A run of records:

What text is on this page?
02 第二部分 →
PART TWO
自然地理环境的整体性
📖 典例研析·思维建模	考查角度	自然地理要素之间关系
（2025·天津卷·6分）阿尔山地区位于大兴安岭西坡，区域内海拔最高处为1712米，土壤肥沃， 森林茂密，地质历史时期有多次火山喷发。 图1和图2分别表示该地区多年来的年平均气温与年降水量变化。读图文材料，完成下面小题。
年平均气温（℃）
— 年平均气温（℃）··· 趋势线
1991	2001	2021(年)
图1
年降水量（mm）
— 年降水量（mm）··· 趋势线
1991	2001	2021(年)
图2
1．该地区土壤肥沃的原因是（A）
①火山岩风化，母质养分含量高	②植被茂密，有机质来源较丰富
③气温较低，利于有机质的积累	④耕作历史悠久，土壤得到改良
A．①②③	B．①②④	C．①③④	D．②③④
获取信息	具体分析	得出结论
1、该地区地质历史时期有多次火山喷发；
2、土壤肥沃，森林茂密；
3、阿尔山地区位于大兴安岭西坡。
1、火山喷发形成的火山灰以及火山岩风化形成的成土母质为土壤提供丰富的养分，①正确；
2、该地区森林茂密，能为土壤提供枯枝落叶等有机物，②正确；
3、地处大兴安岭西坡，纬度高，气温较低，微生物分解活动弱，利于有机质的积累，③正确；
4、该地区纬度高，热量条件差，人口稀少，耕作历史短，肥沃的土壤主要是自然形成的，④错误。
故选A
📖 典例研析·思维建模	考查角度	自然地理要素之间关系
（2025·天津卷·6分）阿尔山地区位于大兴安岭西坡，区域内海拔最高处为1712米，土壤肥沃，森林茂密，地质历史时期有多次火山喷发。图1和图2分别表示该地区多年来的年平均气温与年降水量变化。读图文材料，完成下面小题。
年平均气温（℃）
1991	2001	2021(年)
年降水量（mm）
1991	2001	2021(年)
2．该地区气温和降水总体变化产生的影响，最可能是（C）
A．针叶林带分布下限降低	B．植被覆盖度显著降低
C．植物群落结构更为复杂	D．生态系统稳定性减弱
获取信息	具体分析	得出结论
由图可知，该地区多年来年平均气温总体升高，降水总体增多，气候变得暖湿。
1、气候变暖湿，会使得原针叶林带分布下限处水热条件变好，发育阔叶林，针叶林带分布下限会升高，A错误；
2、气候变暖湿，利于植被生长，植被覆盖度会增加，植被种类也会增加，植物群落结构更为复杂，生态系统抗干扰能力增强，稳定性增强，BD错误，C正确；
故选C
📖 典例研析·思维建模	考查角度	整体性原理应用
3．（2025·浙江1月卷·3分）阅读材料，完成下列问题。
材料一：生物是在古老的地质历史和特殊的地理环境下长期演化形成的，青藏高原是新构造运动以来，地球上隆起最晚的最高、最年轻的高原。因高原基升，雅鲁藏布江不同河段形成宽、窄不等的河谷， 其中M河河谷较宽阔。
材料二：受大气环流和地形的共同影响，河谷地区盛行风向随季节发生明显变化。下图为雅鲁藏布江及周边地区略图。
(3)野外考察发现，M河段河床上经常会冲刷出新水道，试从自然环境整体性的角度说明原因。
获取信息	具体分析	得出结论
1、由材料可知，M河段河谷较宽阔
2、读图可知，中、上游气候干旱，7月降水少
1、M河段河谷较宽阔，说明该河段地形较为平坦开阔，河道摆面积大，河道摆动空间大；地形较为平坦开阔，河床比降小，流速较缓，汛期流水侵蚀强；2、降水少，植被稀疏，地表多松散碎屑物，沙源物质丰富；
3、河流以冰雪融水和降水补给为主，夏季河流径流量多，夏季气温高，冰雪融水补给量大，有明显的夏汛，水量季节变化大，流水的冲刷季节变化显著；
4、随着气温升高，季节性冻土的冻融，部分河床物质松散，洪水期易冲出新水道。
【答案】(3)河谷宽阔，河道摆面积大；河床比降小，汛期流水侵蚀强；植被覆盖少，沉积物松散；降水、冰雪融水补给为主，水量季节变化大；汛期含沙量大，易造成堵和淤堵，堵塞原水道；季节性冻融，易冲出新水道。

> [SHORT EXERCISE]:
Using the entries above, please restate each one word for word.

> [ANSWER TO THIS EXERCISE]:
What text is on this page?
02 第二部分 →
PART TWO
自然地理环境的整体性
📖 典例研析·思维建模	考查角度	自然地理要素之间关系
（2025·天津卷·6分）阿尔山地区位于大兴安岭西坡，区域内海拔最高处为1712米，土壤肥沃， 森林茂密，地质历史时期有多次火山喷发。 图1和图2分别表示该地区多年来的年平均气温与年降水量变化。读图文材料，完成下面小题。
年平均气温（℃）
— 年平均气温（℃）··· 趋势线
1991	2001	2021(年)
图1
年降水量（mm）
— 年降水量（mm）··· 趋势线
1991	2001	2021(年)
图2
1．该地区土壤肥沃的原因是（A）
①火山岩风化，母质养分含量高	②植被茂密，有机质来源较丰富
③气温较低，利于有机质的积累	④耕作历史悠久，土壤得到改良
A．①②③	B．①②④	C．①③④	D．②③④
获取信息	具体分析	得出结论
1、该地区地质历史时期有多次火山喷发；
2、土壤肥沃，森林茂密；
3、阿尔山地区位于大兴安岭西坡。
1、火山喷发形成的火山灰以及火山岩风化形成的成土母质为土壤提供丰富的养分，①正确；
2、该地区森林茂密，能为土壤提供枯枝落叶等有机物，②正确；
3、地处大兴安岭西坡，纬度高，气温较低，微生物分解活动弱，利于有机质的积累，③正确；
4、该地区纬度高，热量条件差，人口稀少，耕作历史短，肥沃的土壤主要是自然形成的，④错误。
故选A
📖 典例研析·思维建模	考查角度	自然地理要素之间关系
（2025·天津卷·6分）阿尔山地区位于大兴安岭西坡，区域内海拔最高处为1712米，土壤肥沃，森林茂密，地质历史时期有多次火山喷发。图1和图2分别表示该地区多年来的年平均气温与年降水量变化。读图文材料，完成下面小题。
年平均气温（℃）
1991	2001	2021(年)
年降水量（mm）
1991	2001	2021(年)
2．该地区气温和降水总体变化产生的影响，最可能是（C）
A．针叶林带分布下限降低	B．植被覆盖度显著降低
C．植物群落结构更为复杂	D．生态系统稳定性减弱
获取信息	具体分析	得出结论
由图可知，该地区多年来年平均气温总体升高，降水总体增多，气候变得暖湿。
1、气候变暖湿，会使得原针叶林带分布下限处水热条件变好，发育阔叶林，针叶林带分布下限会升高，A错误；
2、气候变暖湿，利于植被生长，植被覆盖度会增加，植被种类也会增加，植物群落结构更为复杂，生态系统抗干扰能力增强，稳定性增强，BD错误，C正确；
故选C
📖 典例研析·思维建模	考查角度	整体性原理应用
3．（2025·浙江1月卷·3分）阅读材料，完成下列问题。
材料一：生物是在古老的地质历史和特殊的地理环境下长期演化形成的，青藏高原是新构造运动以来，地球上隆起最晚的最高、最年轻的高原。因高原基升，雅鲁藏布江不同河段形成宽、窄不等的河谷， 其中M河河谷较宽阔。
材料二：受大气环流和地形的共同影响，河谷地区盛行风向随季节发生明显变化。下图为雅鲁藏布江及周边地区略图。
(3)野外考察发现，M河段河床上经常会冲刷出新水道，试从自然环境整体性的角度说明原因。
获取信息	具体分析	得出结论
1、由材料可知，M河段河谷较宽阔
2、读图可知，中、上游气候干旱，7月降水少
1、M河段河谷较宽阔，说明该河段地形较为平坦开阔，河道摆面积大，河道摆动空间大；地形较为平坦开阔，河床比降小，流速较缓，汛期流水侵蚀强；2、降水少，植被稀疏，地表多松散碎屑物，沙源物质丰富；
3、河流以冰雪融水和降水补给为主，夏季河流径流量多，夏季气温高，冰雪融水补给量大，有明显的夏汛，水量季节变化大，流水的冲刷季节变化显著；
4、随着气温升高，季节性冻土的冻融，部分河床物质松散，洪水期易冲出新水道。
【答案】(3)河谷宽阔，河道摆面积大；河床比降小，汛期流水侵蚀强；植被覆盖少，沉积物松散；降水、冰雪融水补给为主，水量季节变化大；汛期含沙量大，易造成堵和淤堵，堵塞原水道；季节性冻融，易冲出新水道。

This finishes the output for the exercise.